"""
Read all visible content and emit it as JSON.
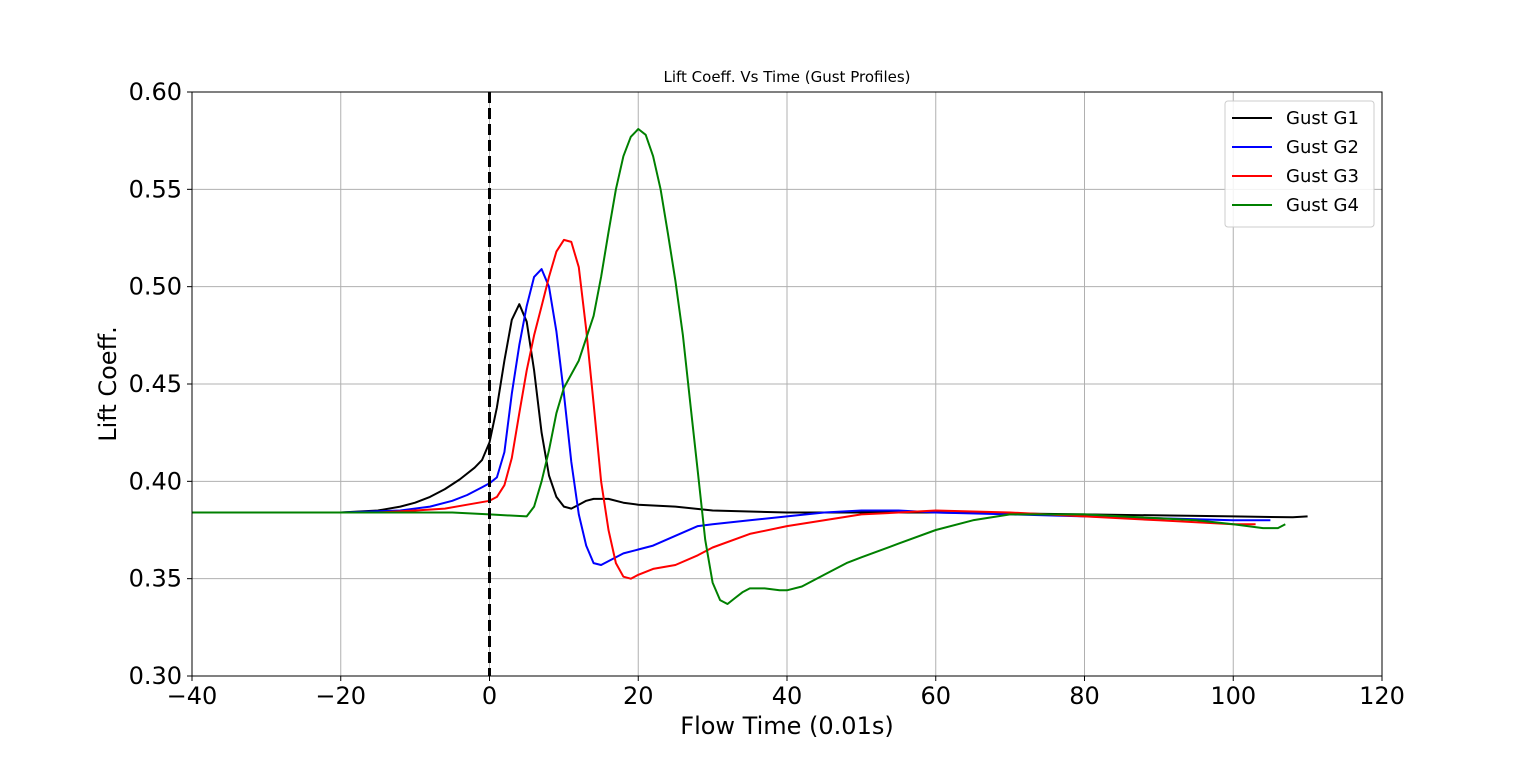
{
  "chart_data": {
    "type": "line",
    "title": "Lift Coeff. Vs Time (Gust Profiles)",
    "xlabel": "Flow Time (0.01s)",
    "ylabel": "Lift Coeff.",
    "xlim": [
      -40,
      120
    ],
    "ylim": [
      0.3,
      0.6
    ],
    "x_ticks": [
      -40,
      -20,
      0,
      20,
      40,
      60,
      80,
      100,
      120
    ],
    "x_tick_labels": [
      "−40",
      "−20",
      "0",
      "20",
      "40",
      "60",
      "80",
      "100",
      "120"
    ],
    "y_ticks": [
      0.3,
      0.35,
      0.4,
      0.45,
      0.5,
      0.55,
      0.6
    ],
    "y_tick_labels": [
      "0.30",
      "0.35",
      "0.40",
      "0.45",
      "0.50",
      "0.55",
      "0.60"
    ],
    "grid": true,
    "legend_position": "top-right",
    "reference_line": {
      "x": 0,
      "style": "dashed",
      "color": "#000000"
    },
    "series": [
      {
        "name": "Gust G1",
        "color": "#000000",
        "points": [
          [
            -40,
            0.384
          ],
          [
            -20,
            0.384
          ],
          [
            -15,
            0.385
          ],
          [
            -12,
            0.387
          ],
          [
            -10,
            0.389
          ],
          [
            -8,
            0.392
          ],
          [
            -6,
            0.396
          ],
          [
            -4,
            0.401
          ],
          [
            -2,
            0.407
          ],
          [
            -1,
            0.411
          ],
          [
            0,
            0.42
          ],
          [
            1,
            0.438
          ],
          [
            2,
            0.462
          ],
          [
            3,
            0.483
          ],
          [
            4,
            0.491
          ],
          [
            5,
            0.482
          ],
          [
            6,
            0.457
          ],
          [
            7,
            0.425
          ],
          [
            8,
            0.403
          ],
          [
            9,
            0.392
          ],
          [
            10,
            0.387
          ],
          [
            11,
            0.386
          ],
          [
            12,
            0.388
          ],
          [
            13,
            0.39
          ],
          [
            14,
            0.391
          ],
          [
            15,
            0.391
          ],
          [
            16,
            0.391
          ],
          [
            18,
            0.389
          ],
          [
            20,
            0.388
          ],
          [
            25,
            0.387
          ],
          [
            30,
            0.385
          ],
          [
            40,
            0.384
          ],
          [
            60,
            0.384
          ],
          [
            80,
            0.383
          ],
          [
            100,
            0.382
          ],
          [
            108,
            0.3815
          ],
          [
            110,
            0.382
          ]
        ]
      },
      {
        "name": "Gust G2",
        "color": "#0000ff",
        "points": [
          [
            -40,
            0.384
          ],
          [
            -20,
            0.384
          ],
          [
            -12,
            0.385
          ],
          [
            -8,
            0.387
          ],
          [
            -5,
            0.39
          ],
          [
            -3,
            0.393
          ],
          [
            -1,
            0.397
          ],
          [
            0,
            0.399
          ],
          [
            1,
            0.402
          ],
          [
            2,
            0.415
          ],
          [
            3,
            0.445
          ],
          [
            4,
            0.47
          ],
          [
            5,
            0.49
          ],
          [
            6,
            0.505
          ],
          [
            7,
            0.509
          ],
          [
            8,
            0.5
          ],
          [
            9,
            0.477
          ],
          [
            10,
            0.445
          ],
          [
            11,
            0.41
          ],
          [
            12,
            0.383
          ],
          [
            13,
            0.367
          ],
          [
            14,
            0.358
          ],
          [
            15,
            0.357
          ],
          [
            16,
            0.359
          ],
          [
            18,
            0.363
          ],
          [
            20,
            0.365
          ],
          [
            22,
            0.367
          ],
          [
            25,
            0.372
          ],
          [
            28,
            0.377
          ],
          [
            30,
            0.378
          ],
          [
            35,
            0.38
          ],
          [
            40,
            0.382
          ],
          [
            45,
            0.384
          ],
          [
            50,
            0.385
          ],
          [
            55,
            0.385
          ],
          [
            60,
            0.384
          ],
          [
            70,
            0.383
          ],
          [
            80,
            0.382
          ],
          [
            90,
            0.381
          ],
          [
            100,
            0.38
          ],
          [
            105,
            0.38
          ]
        ]
      },
      {
        "name": "Gust G3",
        "color": "#ff0000",
        "points": [
          [
            -40,
            0.384
          ],
          [
            -20,
            0.384
          ],
          [
            -15,
            0.384
          ],
          [
            -10,
            0.385
          ],
          [
            -6,
            0.386
          ],
          [
            -3,
            0.388
          ],
          [
            0,
            0.39
          ],
          [
            1,
            0.392
          ],
          [
            2,
            0.398
          ],
          [
            3,
            0.412
          ],
          [
            4,
            0.435
          ],
          [
            5,
            0.457
          ],
          [
            6,
            0.475
          ],
          [
            7,
            0.49
          ],
          [
            8,
            0.505
          ],
          [
            9,
            0.518
          ],
          [
            10,
            0.524
          ],
          [
            11,
            0.523
          ],
          [
            12,
            0.51
          ],
          [
            13,
            0.478
          ],
          [
            14,
            0.44
          ],
          [
            15,
            0.4
          ],
          [
            16,
            0.375
          ],
          [
            17,
            0.358
          ],
          [
            18,
            0.351
          ],
          [
            19,
            0.35
          ],
          [
            20,
            0.352
          ],
          [
            22,
            0.355
          ],
          [
            25,
            0.357
          ],
          [
            28,
            0.362
          ],
          [
            30,
            0.366
          ],
          [
            35,
            0.373
          ],
          [
            40,
            0.377
          ],
          [
            45,
            0.38
          ],
          [
            50,
            0.383
          ],
          [
            55,
            0.384
          ],
          [
            60,
            0.385
          ],
          [
            70,
            0.384
          ],
          [
            80,
            0.382
          ],
          [
            90,
            0.38
          ],
          [
            100,
            0.378
          ],
          [
            103,
            0.378
          ]
        ]
      },
      {
        "name": "Gust G4",
        "color": "#008000",
        "points": [
          [
            -40,
            0.384
          ],
          [
            -20,
            0.384
          ],
          [
            -10,
            0.384
          ],
          [
            -5,
            0.384
          ],
          [
            0,
            0.383
          ],
          [
            5,
            0.382
          ],
          [
            6,
            0.387
          ],
          [
            7,
            0.4
          ],
          [
            8,
            0.416
          ],
          [
            9,
            0.435
          ],
          [
            10,
            0.448
          ],
          [
            12,
            0.462
          ],
          [
            14,
            0.485
          ],
          [
            15,
            0.505
          ],
          [
            16,
            0.528
          ],
          [
            17,
            0.55
          ],
          [
            18,
            0.567
          ],
          [
            19,
            0.577
          ],
          [
            20,
            0.581
          ],
          [
            21,
            0.578
          ],
          [
            22,
            0.567
          ],
          [
            23,
            0.55
          ],
          [
            24,
            0.527
          ],
          [
            25,
            0.503
          ],
          [
            26,
            0.475
          ],
          [
            27,
            0.44
          ],
          [
            28,
            0.405
          ],
          [
            29,
            0.37
          ],
          [
            30,
            0.348
          ],
          [
            31,
            0.339
          ],
          [
            32,
            0.337
          ],
          [
            33,
            0.34
          ],
          [
            34,
            0.343
          ],
          [
            35,
            0.345
          ],
          [
            37,
            0.345
          ],
          [
            39,
            0.344
          ],
          [
            40,
            0.344
          ],
          [
            42,
            0.346
          ],
          [
            45,
            0.352
          ],
          [
            48,
            0.358
          ],
          [
            50,
            0.361
          ],
          [
            55,
            0.368
          ],
          [
            60,
            0.375
          ],
          [
            65,
            0.38
          ],
          [
            70,
            0.383
          ],
          [
            75,
            0.383
          ],
          [
            80,
            0.383
          ],
          [
            85,
            0.382
          ],
          [
            90,
            0.381
          ],
          [
            95,
            0.38
          ],
          [
            100,
            0.378
          ],
          [
            104,
            0.376
          ],
          [
            106,
            0.376
          ],
          [
            107,
            0.378
          ]
        ]
      }
    ]
  }
}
"""
> Request: Pictures in the records above should not be copied. Repeat everything else exactly.

> Response to the task:
Read all visible content and emit it as JSON.
{
  "chart_data": {
    "type": "line",
    "title": "Lift Coeff. Vs Time (Gust Profiles)",
    "xlabel": "Flow Time (0.01s)",
    "ylabel": "Lift Coeff.",
    "xlim": [
      -40,
      120
    ],
    "ylim": [
      0.3,
      0.6
    ],
    "x_ticks": [
      -40,
      -20,
      0,
      20,
      40,
      60,
      80,
      100,
      120
    ],
    "x_tick_labels": [
      "−40",
      "−20",
      "0",
      "20",
      "40",
      "60",
      "80",
      "100",
      "120"
    ],
    "y_ticks": [
      0.3,
      0.35,
      0.4,
      0.45,
      0.5,
      0.55,
      0.6
    ],
    "y_tick_labels": [
      "0.30",
      "0.35",
      "0.40",
      "0.45",
      "0.50",
      "0.55",
      "0.60"
    ],
    "grid": true,
    "legend_position": "top-right",
    "reference_line": {
      "x": 0,
      "style": "dashed",
      "color": "#000000"
    },
    "series": [
      {
        "name": "Gust G1",
        "color": "#000000",
        "points": [
          [
            -40,
            0.384
          ],
          [
            -20,
            0.384
          ],
          [
            -15,
            0.385
          ],
          [
            -12,
            0.387
          ],
          [
            -10,
            0.389
          ],
          [
            -8,
            0.392
          ],
          [
            -6,
            0.396
          ],
          [
            -4,
            0.401
          ],
          [
            -2,
            0.407
          ],
          [
            -1,
            0.411
          ],
          [
            0,
            0.42
          ],
          [
            1,
            0.438
          ],
          [
            2,
            0.462
          ],
          [
            3,
            0.483
          ],
          [
            4,
            0.491
          ],
          [
            5,
            0.482
          ],
          [
            6,
            0.457
          ],
          [
            7,
            0.425
          ],
          [
            8,
            0.403
          ],
          [
            9,
            0.392
          ],
          [
            10,
            0.387
          ],
          [
            11,
            0.386
          ],
          [
            12,
            0.388
          ],
          [
            13,
            0.39
          ],
          [
            14,
            0.391
          ],
          [
            15,
            0.391
          ],
          [
            16,
            0.391
          ],
          [
            18,
            0.389
          ],
          [
            20,
            0.388
          ],
          [
            25,
            0.387
          ],
          [
            30,
            0.385
          ],
          [
            40,
            0.384
          ],
          [
            60,
            0.384
          ],
          [
            80,
            0.383
          ],
          [
            100,
            0.382
          ],
          [
            108,
            0.3815
          ],
          [
            110,
            0.382
          ]
        ]
      },
      {
        "name": "Gust G2",
        "color": "#0000ff",
        "points": [
          [
            -40,
            0.384
          ],
          [
            -20,
            0.384
          ],
          [
            -12,
            0.385
          ],
          [
            -8,
            0.387
          ],
          [
            -5,
            0.39
          ],
          [
            -3,
            0.393
          ],
          [
            -1,
            0.397
          ],
          [
            0,
            0.399
          ],
          [
            1,
            0.402
          ],
          [
            2,
            0.415
          ],
          [
            3,
            0.445
          ],
          [
            4,
            0.47
          ],
          [
            5,
            0.49
          ],
          [
            6,
            0.505
          ],
          [
            7,
            0.509
          ],
          [
            8,
            0.5
          ],
          [
            9,
            0.477
          ],
          [
            10,
            0.445
          ],
          [
            11,
            0.41
          ],
          [
            12,
            0.383
          ],
          [
            13,
            0.367
          ],
          [
            14,
            0.358
          ],
          [
            15,
            0.357
          ],
          [
            16,
            0.359
          ],
          [
            18,
            0.363
          ],
          [
            20,
            0.365
          ],
          [
            22,
            0.367
          ],
          [
            25,
            0.372
          ],
          [
            28,
            0.377
          ],
          [
            30,
            0.378
          ],
          [
            35,
            0.38
          ],
          [
            40,
            0.382
          ],
          [
            45,
            0.384
          ],
          [
            50,
            0.385
          ],
          [
            55,
            0.385
          ],
          [
            60,
            0.384
          ],
          [
            70,
            0.383
          ],
          [
            80,
            0.382
          ],
          [
            90,
            0.381
          ],
          [
            100,
            0.38
          ],
          [
            105,
            0.38
          ]
        ]
      },
      {
        "name": "Gust G3",
        "color": "#ff0000",
        "points": [
          [
            -40,
            0.384
          ],
          [
            -20,
            0.384
          ],
          [
            -15,
            0.384
          ],
          [
            -10,
            0.385
          ],
          [
            -6,
            0.386
          ],
          [
            -3,
            0.388
          ],
          [
            0,
            0.39
          ],
          [
            1,
            0.392
          ],
          [
            2,
            0.398
          ],
          [
            3,
            0.412
          ],
          [
            4,
            0.435
          ],
          [
            5,
            0.457
          ],
          [
            6,
            0.475
          ],
          [
            7,
            0.49
          ],
          [
            8,
            0.505
          ],
          [
            9,
            0.518
          ],
          [
            10,
            0.524
          ],
          [
            11,
            0.523
          ],
          [
            12,
            0.51
          ],
          [
            13,
            0.478
          ],
          [
            14,
            0.44
          ],
          [
            15,
            0.4
          ],
          [
            16,
            0.375
          ],
          [
            17,
            0.358
          ],
          [
            18,
            0.351
          ],
          [
            19,
            0.35
          ],
          [
            20,
            0.352
          ],
          [
            22,
            0.355
          ],
          [
            25,
            0.357
          ],
          [
            28,
            0.362
          ],
          [
            30,
            0.366
          ],
          [
            35,
            0.373
          ],
          [
            40,
            0.377
          ],
          [
            45,
            0.38
          ],
          [
            50,
            0.383
          ],
          [
            55,
            0.384
          ],
          [
            60,
            0.385
          ],
          [
            70,
            0.384
          ],
          [
            80,
            0.382
          ],
          [
            90,
            0.38
          ],
          [
            100,
            0.378
          ],
          [
            103,
            0.378
          ]
        ]
      },
      {
        "name": "Gust G4",
        "color": "#008000",
        "points": [
          [
            -40,
            0.384
          ],
          [
            -20,
            0.384
          ],
          [
            -10,
            0.384
          ],
          [
            -5,
            0.384
          ],
          [
            0,
            0.383
          ],
          [
            5,
            0.382
          ],
          [
            6,
            0.387
          ],
          [
            7,
            0.4
          ],
          [
            8,
            0.416
          ],
          [
            9,
            0.435
          ],
          [
            10,
            0.448
          ],
          [
            12,
            0.462
          ],
          [
            14,
            0.485
          ],
          [
            15,
            0.505
          ],
          [
            16,
            0.528
          ],
          [
            17,
            0.55
          ],
          [
            18,
            0.567
          ],
          [
            19,
            0.577
          ],
          [
            20,
            0.581
          ],
          [
            21,
            0.578
          ],
          [
            22,
            0.567
          ],
          [
            23,
            0.55
          ],
          [
            24,
            0.527
          ],
          [
            25,
            0.503
          ],
          [
            26,
            0.475
          ],
          [
            27,
            0.44
          ],
          [
            28,
            0.405
          ],
          [
            29,
            0.37
          ],
          [
            30,
            0.348
          ],
          [
            31,
            0.339
          ],
          [
            32,
            0.337
          ],
          [
            33,
            0.34
          ],
          [
            34,
            0.343
          ],
          [
            35,
            0.345
          ],
          [
            37,
            0.345
          ],
          [
            39,
            0.344
          ],
          [
            40,
            0.344
          ],
          [
            42,
            0.346
          ],
          [
            45,
            0.352
          ],
          [
            48,
            0.358
          ],
          [
            50,
            0.361
          ],
          [
            55,
            0.368
          ],
          [
            60,
            0.375
          ],
          [
            65,
            0.38
          ],
          [
            70,
            0.383
          ],
          [
            75,
            0.383
          ],
          [
            80,
            0.383
          ],
          [
            85,
            0.382
          ],
          [
            90,
            0.381
          ],
          [
            95,
            0.38
          ],
          [
            100,
            0.378
          ],
          [
            104,
            0.376
          ],
          [
            106,
            0.376
          ],
          [
            107,
            0.378
          ]
        ]
      }
    ]
  }
}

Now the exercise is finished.